* **EXTRACT TO READ**
※

“Listen to me; I will give you counsel, and may God be with you”
- “I pray you, do not leave us”
On his visit to Moshe and Bnei Yisrael at their encampment in the wilderness, Yitro observes his son-in-law’s daily routine as the nation’s sole judge. He offers a suggestion aimed at increasing efficiency and ensuring that Moshe will not end up collapsing under this impossible burden:
“You will surely wear away – both you and this people that is with you, for this thing is too heavy for you; you are not able to perform it yourself alone. Listen now to me, I will give you counsel, and may God be with you: Be yourself the link between the people and God, that you may bring the cases to God, and you shall teach them the ordinances and the teachings, and shall show them the way in which they must walk and the work that they must do. Moreover, you shall provide out of all the people able men, such as fear God, men of truth, hating unjust gain, and place such over them, as rulers of thousands and rulers of hundreds, rulers of fifties, and rulers of tens, and let them judge the people at all times. And it shall be that every great matter they shall bring to you, but every small matter they shall judge, so it shall be easier for you, and they shall bear the burden with you. If you shall do this thing, and God command you so, then you shall be able to endure, and all this people shall go to their place in peace.” So Moshe listened to his father-in-law and did all that he had said. (Shemot 18:18-24)
The concluding formula sounds like a happy ending, creating the impression that Yitro’s advice proved itself and all was well. We will propose a reconsideration of this conclusion, based on the textual account later on.

※

* **GIVEN ENTRIES**
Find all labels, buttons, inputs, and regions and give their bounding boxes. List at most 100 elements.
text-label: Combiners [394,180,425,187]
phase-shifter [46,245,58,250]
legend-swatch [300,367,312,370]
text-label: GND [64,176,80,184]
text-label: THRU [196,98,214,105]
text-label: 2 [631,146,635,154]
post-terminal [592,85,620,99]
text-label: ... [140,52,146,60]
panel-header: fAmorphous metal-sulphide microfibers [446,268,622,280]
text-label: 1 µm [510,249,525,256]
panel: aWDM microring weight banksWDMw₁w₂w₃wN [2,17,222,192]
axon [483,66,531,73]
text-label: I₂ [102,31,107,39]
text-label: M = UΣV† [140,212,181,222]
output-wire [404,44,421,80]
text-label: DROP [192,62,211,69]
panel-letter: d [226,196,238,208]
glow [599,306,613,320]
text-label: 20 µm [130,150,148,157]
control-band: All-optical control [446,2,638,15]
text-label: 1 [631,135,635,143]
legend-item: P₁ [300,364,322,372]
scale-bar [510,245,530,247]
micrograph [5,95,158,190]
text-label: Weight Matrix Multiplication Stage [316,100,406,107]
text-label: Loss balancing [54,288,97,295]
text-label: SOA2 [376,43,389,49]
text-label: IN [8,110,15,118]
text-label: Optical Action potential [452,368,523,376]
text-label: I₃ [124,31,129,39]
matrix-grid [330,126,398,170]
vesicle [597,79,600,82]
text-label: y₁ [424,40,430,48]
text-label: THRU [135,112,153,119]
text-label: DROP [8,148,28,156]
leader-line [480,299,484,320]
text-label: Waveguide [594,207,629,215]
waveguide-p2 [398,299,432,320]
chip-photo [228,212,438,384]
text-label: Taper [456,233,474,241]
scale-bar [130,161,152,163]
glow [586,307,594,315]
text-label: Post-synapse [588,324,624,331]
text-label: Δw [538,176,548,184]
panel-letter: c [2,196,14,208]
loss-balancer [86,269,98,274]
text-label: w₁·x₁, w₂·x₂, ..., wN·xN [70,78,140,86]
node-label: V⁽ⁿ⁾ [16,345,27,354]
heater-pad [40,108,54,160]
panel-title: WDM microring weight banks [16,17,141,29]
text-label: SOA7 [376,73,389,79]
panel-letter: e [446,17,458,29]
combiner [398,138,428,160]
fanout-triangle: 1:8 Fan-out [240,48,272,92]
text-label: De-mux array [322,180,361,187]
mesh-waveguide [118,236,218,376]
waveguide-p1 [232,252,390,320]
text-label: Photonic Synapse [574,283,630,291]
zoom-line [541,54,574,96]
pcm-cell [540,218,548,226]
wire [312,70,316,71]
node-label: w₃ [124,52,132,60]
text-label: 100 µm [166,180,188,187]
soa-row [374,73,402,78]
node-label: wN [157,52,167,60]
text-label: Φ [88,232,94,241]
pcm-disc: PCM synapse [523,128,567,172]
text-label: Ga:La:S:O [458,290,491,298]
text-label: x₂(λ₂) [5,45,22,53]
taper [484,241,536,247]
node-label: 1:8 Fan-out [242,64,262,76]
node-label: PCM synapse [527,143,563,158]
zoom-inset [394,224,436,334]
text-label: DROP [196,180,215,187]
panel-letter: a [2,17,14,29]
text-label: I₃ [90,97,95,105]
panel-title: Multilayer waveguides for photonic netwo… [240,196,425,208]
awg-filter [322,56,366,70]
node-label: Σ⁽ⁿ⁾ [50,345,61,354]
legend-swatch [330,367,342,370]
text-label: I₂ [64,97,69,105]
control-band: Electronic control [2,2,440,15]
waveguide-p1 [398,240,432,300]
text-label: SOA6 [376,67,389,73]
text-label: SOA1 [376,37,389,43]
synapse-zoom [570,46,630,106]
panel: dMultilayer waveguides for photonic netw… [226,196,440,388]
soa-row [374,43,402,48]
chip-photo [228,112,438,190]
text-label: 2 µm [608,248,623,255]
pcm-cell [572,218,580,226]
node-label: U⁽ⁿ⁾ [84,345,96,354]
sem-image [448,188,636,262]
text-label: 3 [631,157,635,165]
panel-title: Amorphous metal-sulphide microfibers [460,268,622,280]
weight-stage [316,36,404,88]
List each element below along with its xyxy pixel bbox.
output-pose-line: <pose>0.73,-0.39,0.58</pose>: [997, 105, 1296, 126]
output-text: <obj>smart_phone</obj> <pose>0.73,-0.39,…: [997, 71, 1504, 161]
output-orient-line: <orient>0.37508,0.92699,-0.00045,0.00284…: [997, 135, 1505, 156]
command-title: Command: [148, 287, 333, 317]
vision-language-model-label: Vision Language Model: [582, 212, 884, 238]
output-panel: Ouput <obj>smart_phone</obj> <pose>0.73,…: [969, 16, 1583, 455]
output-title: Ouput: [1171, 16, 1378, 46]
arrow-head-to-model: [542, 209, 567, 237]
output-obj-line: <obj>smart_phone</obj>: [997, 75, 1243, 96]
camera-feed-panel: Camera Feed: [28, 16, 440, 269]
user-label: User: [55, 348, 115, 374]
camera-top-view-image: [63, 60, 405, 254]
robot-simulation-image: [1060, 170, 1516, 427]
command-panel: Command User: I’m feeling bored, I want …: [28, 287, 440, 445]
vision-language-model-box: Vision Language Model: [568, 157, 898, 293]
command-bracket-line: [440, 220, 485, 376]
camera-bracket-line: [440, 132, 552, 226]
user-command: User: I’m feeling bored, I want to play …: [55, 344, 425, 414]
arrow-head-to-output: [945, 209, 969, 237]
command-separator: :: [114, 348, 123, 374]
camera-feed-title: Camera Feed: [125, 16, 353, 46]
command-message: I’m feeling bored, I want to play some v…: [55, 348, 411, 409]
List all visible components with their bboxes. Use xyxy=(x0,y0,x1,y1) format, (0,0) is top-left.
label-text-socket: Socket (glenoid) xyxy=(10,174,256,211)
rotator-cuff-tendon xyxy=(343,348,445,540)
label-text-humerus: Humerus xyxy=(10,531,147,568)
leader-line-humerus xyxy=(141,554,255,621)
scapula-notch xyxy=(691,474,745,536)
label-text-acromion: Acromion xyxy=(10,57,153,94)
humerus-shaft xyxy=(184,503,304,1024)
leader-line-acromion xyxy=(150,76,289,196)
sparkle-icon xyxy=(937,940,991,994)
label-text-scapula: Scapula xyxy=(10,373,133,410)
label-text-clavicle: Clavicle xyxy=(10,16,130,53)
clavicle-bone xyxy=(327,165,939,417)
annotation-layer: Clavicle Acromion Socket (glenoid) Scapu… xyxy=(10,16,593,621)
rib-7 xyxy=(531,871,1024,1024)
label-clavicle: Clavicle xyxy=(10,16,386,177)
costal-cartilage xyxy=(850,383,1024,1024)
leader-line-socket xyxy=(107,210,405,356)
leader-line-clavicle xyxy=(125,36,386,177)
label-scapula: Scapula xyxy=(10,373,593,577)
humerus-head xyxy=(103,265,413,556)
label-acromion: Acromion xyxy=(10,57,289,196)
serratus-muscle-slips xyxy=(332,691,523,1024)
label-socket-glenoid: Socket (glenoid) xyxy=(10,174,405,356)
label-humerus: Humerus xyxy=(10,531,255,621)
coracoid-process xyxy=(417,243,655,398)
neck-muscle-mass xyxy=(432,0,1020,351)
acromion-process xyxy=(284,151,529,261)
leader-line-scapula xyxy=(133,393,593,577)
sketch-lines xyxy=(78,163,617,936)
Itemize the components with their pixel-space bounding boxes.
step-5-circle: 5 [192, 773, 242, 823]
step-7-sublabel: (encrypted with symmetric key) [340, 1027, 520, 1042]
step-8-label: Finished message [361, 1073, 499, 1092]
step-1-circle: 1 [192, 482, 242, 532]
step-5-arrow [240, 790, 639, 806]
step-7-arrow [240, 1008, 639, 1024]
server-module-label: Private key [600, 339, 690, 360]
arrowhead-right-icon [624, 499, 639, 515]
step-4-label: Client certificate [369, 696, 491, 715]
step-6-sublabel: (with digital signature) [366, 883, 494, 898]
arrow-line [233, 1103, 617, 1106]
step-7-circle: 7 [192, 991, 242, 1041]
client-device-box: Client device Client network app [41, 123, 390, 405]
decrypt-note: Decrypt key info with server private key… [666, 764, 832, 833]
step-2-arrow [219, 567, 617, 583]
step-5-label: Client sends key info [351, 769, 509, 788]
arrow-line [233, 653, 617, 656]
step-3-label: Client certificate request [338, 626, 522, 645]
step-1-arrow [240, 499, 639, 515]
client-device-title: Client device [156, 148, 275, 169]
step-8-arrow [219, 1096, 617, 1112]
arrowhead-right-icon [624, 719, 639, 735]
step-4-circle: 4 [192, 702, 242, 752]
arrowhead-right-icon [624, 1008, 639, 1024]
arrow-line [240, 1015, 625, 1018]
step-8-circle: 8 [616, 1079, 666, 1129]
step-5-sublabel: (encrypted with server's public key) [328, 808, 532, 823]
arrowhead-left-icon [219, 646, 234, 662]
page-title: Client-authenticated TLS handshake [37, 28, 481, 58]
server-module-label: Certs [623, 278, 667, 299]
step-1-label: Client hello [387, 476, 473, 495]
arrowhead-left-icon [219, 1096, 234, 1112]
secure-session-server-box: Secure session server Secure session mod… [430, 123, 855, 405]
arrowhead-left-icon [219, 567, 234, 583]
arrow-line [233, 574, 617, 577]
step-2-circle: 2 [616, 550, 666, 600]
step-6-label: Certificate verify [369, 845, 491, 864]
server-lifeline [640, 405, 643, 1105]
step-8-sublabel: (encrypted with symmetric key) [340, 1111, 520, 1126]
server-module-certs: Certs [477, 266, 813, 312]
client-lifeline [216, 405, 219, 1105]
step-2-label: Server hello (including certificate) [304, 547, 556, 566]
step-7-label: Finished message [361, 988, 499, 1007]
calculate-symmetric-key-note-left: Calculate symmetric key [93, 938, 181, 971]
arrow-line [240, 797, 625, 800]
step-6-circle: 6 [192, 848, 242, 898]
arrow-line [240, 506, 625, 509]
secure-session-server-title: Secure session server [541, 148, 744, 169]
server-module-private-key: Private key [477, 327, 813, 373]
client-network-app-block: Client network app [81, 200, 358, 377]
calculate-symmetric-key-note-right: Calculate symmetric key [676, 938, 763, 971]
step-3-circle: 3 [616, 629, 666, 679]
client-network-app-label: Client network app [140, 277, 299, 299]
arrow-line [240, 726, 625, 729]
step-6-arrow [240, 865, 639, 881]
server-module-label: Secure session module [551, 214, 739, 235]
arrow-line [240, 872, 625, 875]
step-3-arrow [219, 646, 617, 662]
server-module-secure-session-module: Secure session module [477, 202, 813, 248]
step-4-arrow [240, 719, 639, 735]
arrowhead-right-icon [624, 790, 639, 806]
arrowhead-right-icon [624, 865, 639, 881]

※

* **THE TASKS**
(A) Write out the listing from its first line through the line containing "text-label: IN [8,110,15,118]", both lines included.
(B) Continue the commentary on Yitro's counsel to Moshe from where it stops.

* **TASK-BY-TASK RESULTS**
(A)
Find all labels, buttons, inputs, and regions and give their bounding boxes. List at most 100 elements.
text-label: Combiners [394,180,425,187]
phase-shifter [46,245,58,250]
legend-swatch [300,367,312,370]
text-label: GND [64,176,80,184]
text-label: THRU [196,98,214,105]
text-label: 2 [631,146,635,154]
post-terminal [592,85,620,99]
text-label: ... [140,52,146,60]
panel-header: fAmorphous metal-sulphide microfibers [446,268,622,280]
text-label: 1 µm [510,249,525,256]
panel: aWDM microring weight banksWDMw₁w₂w₃wN [2,17,222,192]
axon [483,66,531,73]
text-label: I₂ [102,31,107,39]
text-label: M = UΣV† [140,212,181,222]
output-wire [404,44,421,80]
text-label: DROP [192,62,211,69]
panel-letter: d [226,196,238,208]
glow [599,306,613,320]
text-label: 20 µm [130,150,148,157]
control-band: All-optical control [446,2,638,15]
text-label: 1 [631,135,635,143]
legend-item: P₁ [300,364,322,372]
scale-bar [510,245,530,247]
micrograph [5,95,158,190]
text-label: Weight Matrix Multiplication Stage [316,100,406,107]
text-label: Loss balancing [54,288,97,295]
text-label: SOA2 [376,43,389,49]
text-label: IN [8,110,15,118]

(B)
The Torah expounds at length on the Revelation at Sinai, followed by the construction of the Mishkan, which in turn invites a listing of the laws of the sacrifices. At the beginning of Sefer Bamidbar, with the Israelite camp organizing itself to journey on, we suddenly encounter another dialogue between Moshe and his father-in-law:
And Moshe said to Chovav, son of Re’uel, the Midianite, Moshe’s father-in-law, “We are journeying to the place of which the Lord said, I will give it to you; come with us and we will do good for you, for the Lord has spoken good concerning Israel.” And he said to him, “I will not go, but I will depart to my own land and to my birthplace.” And he said, “Do not leave us, I pray you, since you know how we are to encamp in the wilderness, and you may be to us instead of eyes. And it shall be, if you go with us, it shall be, that what good the Lord shall do to us, we will do the same to you.” (Bamidbar 10:29-32)
The appearance of this unit in Sefer Bamidbar is a source of perplexity among the commentators. If Yitro had already gone home in Sefer Shemot, then how is it that we encounter this scene in Sefer Bamidbar, with Moshe trying to deter him from leaving?
On the basis of the plain text, we might suggest that the Torah cites the exchange in Sefer Bamidbar for the purposes of continuing the narrative from the point where it left off prior to the building of the Mishkan and the sacrifices. Following this lengthy break, the Torah returns to the encounter between Moshe and Yitro in order to resume the story. However, if we accept this explanation, then we must ask why this dialogue introduces the series of complaints and crises that follow. And in order to answer this question, we must focus on a different aspect of the development of Am Yisrael.
- “By their families, by their fathers’ houses”
Yaakov’s household came to Egypt and multiplied there exceedingly, becoming a nation. Nevertheless, it seems that the nuclear family framework remained the people’s most significant framework of association, as we see from the manner in which they observe the Pesach:
Speak to all the congregation of Israel, saying: On the tenth day of this month they shall take to them every man a lamb according to their fathers’ houses; a lamb for a house. (Shemot 12:3)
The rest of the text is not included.